TASK BRIEF -> Please copy the lines below exactly as they appear, every one of them, from start to finish.

==== INFORMATION SUPPLIED

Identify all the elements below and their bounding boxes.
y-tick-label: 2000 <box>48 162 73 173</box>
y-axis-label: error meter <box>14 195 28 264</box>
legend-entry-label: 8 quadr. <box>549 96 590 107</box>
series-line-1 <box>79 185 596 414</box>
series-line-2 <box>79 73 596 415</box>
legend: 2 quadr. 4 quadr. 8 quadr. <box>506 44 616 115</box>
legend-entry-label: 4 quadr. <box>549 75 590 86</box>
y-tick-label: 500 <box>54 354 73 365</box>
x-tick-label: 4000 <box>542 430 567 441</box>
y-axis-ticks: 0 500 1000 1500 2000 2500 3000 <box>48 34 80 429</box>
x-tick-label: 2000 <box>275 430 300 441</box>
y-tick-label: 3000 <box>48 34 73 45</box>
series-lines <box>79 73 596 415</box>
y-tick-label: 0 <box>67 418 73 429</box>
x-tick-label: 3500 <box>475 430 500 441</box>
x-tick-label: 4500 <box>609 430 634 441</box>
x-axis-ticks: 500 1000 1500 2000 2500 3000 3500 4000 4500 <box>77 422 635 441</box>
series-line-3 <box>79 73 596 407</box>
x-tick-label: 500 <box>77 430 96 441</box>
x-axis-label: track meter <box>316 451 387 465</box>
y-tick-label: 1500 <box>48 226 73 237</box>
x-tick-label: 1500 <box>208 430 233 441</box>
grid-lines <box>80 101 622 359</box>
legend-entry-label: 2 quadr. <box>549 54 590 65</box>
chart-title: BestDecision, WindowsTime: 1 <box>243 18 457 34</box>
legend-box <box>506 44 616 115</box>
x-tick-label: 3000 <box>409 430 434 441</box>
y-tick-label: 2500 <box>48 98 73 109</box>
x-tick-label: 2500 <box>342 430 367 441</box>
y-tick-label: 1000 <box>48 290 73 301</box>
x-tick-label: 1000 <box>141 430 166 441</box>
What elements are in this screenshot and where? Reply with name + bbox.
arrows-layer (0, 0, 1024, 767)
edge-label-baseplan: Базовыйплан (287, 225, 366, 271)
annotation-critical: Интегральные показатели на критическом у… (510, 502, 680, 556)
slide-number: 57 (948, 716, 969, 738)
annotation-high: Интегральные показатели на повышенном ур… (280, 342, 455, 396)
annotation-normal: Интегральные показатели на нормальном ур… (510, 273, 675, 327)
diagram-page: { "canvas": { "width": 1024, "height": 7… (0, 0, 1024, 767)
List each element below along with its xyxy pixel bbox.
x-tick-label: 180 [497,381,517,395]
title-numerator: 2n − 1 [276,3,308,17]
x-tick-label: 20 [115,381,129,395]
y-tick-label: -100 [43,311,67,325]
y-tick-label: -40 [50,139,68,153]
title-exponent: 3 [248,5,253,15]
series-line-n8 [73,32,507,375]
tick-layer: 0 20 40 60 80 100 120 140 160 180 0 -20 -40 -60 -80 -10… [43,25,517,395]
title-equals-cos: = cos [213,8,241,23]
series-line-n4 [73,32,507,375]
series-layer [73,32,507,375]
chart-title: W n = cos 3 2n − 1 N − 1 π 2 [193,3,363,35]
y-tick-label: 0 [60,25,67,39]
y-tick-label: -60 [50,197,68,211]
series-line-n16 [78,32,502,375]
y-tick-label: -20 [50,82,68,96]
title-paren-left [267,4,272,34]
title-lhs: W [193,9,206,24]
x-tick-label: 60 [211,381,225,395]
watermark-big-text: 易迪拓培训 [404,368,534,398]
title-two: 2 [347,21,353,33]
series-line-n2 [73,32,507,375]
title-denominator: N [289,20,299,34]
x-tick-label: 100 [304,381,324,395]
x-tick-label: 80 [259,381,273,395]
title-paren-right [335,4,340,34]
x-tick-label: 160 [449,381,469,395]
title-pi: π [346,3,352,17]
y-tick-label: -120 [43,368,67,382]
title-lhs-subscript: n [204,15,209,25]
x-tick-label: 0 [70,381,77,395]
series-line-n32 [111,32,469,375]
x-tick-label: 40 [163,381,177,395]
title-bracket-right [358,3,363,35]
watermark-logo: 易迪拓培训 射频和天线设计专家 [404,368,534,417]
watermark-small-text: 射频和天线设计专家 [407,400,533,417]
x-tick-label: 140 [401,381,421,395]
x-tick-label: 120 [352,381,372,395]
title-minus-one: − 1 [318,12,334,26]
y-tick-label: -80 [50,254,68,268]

========

SOLUTION FOR THIS TASK ->
Identify all the elements below and their bounding boxes.
y-tick-label: 2000 <box>48 162 73 173</box>
y-axis-label: error meter <box>14 195 28 264</box>
legend-entry-label: 8 quadr. <box>549 96 590 107</box>
series-line-1 <box>79 185 596 414</box>
series-line-2 <box>79 73 596 415</box>
legend: 2 quadr. 4 quadr. 8 quadr. <box>506 44 616 115</box>
legend-entry-label: 4 quadr. <box>549 75 590 86</box>
y-tick-label: 500 <box>54 354 73 365</box>
x-tick-label: 4000 <box>542 430 567 441</box>
y-axis-ticks: 0 500 1000 1500 2000 2500 3000 <box>48 34 80 429</box>
x-tick-label: 2000 <box>275 430 300 441</box>
y-tick-label: 3000 <box>48 34 73 45</box>
series-lines <box>79 73 596 415</box>
y-tick-label: 0 <box>67 418 73 429</box>
x-tick-label: 3500 <box>475 430 500 441</box>
x-tick-label: 4500 <box>609 430 634 441</box>
x-axis-ticks: 500 1000 1500 2000 2500 3000 3500 4000 4500 <box>77 422 635 441</box>
series-line-3 <box>79 73 596 407</box>
x-tick-label: 500 <box>77 430 96 441</box>
x-axis-label: track meter <box>316 451 387 465</box>
y-tick-label: 1500 <box>48 226 73 237</box>
x-tick-label: 1500 <box>208 430 233 441</box>
grid-lines <box>80 101 622 359</box>
legend-entry-label: 2 quadr. <box>549 54 590 65</box>
chart-title: BestDecision, WindowsTime: 1 <box>243 18 457 34</box>
legend-box <box>506 44 616 115</box>
x-tick-label: 3000 <box>409 430 434 441</box>
y-tick-label: 2500 <box>48 98 73 109</box>
x-tick-label: 2500 <box>342 430 367 441</box>
y-tick-label: 1000 <box>48 290 73 301</box>
x-tick-label: 1000 <box>141 430 166 441</box>
What elements are in this screenshot and where? Reply with name + bbox.
arrows-layer (0, 0, 1024, 767)
edge-label-baseplan: Базовыйплан (287, 225, 366, 271)
annotation-critical: Интегральные показатели на критическом у… (510, 502, 680, 556)
slide-number: 57 (948, 716, 969, 738)
annotation-high: Интегральные показатели на повышенном ур… (280, 342, 455, 396)
annotation-normal: Интегральные показатели на нормальном ур… (510, 273, 675, 327)
diagram-page: { "canvas": { "width": 1024, "height": 7… (0, 0, 1024, 767)
List each element below along with its xyxy pixel bbox.
x-tick-label: 180 [497,381,517,395]
title-numerator: 2n − 1 [276,3,308,17]
x-tick-label: 20 [115,381,129,395]
y-tick-label: -100 [43,311,67,325]
y-tick-label: -40 [50,139,68,153]
title-exponent: 3 [248,5,253,15]
series-line-n8 [73,32,507,375]
tick-layer: 0 20 40 60 80 100 120 140 160 180 0 -20 -40 -60 -80 -10… [43,25,517,395]
title-equals-cos: = cos [213,8,241,23]
series-line-n4 [73,32,507,375]
series-layer [73,32,507,375]
chart-title: W n = cos 3 2n − 1 N − 1 π 2 [193,3,363,35]
y-tick-label: 0 [60,25,67,39]
y-tick-label: -60 [50,197,68,211]
series-line-n16 [78,32,502,375]
y-tick-label: -20 [50,82,68,96]
title-paren-left [267,4,272,34]
title-lhs: W [193,9,206,24]
x-tick-label: 60 [211,381,225,395]
watermark-big-text: 易迪拓培训 [404,368,534,398]
title-two: 2 [347,21,353,33]
series-line-n2 [73,32,507,375]
title-denominator: N [289,20,299,34]
x-tick-label: 100 [304,381,324,395]
x-tick-label: 80 [259,381,273,395]
title-paren-right [335,4,340,34]
x-tick-label: 160 [449,381,469,395]
title-pi: π [346,3,352,17]
y-tick-label: -120 [43,368,67,382]
title-lhs-subscript: n [204,15,209,25]
x-tick-label: 0 [70,381,77,395]
series-line-n32 [111,32,469,375]
x-tick-label: 40 [163,381,177,395]
title-bracket-right [358,3,363,35]
watermark-logo: 易迪拓培训 射频和天线设计专家 [404,368,534,417]
watermark-small-text: 射频和天线设计专家 [407,400,533,417]
x-tick-label: 140 [401,381,421,395]
x-tick-label: 120 [352,381,372,395]
title-minus-one: − 1 [318,12,334,26]
y-tick-label: -80 [50,254,68,268]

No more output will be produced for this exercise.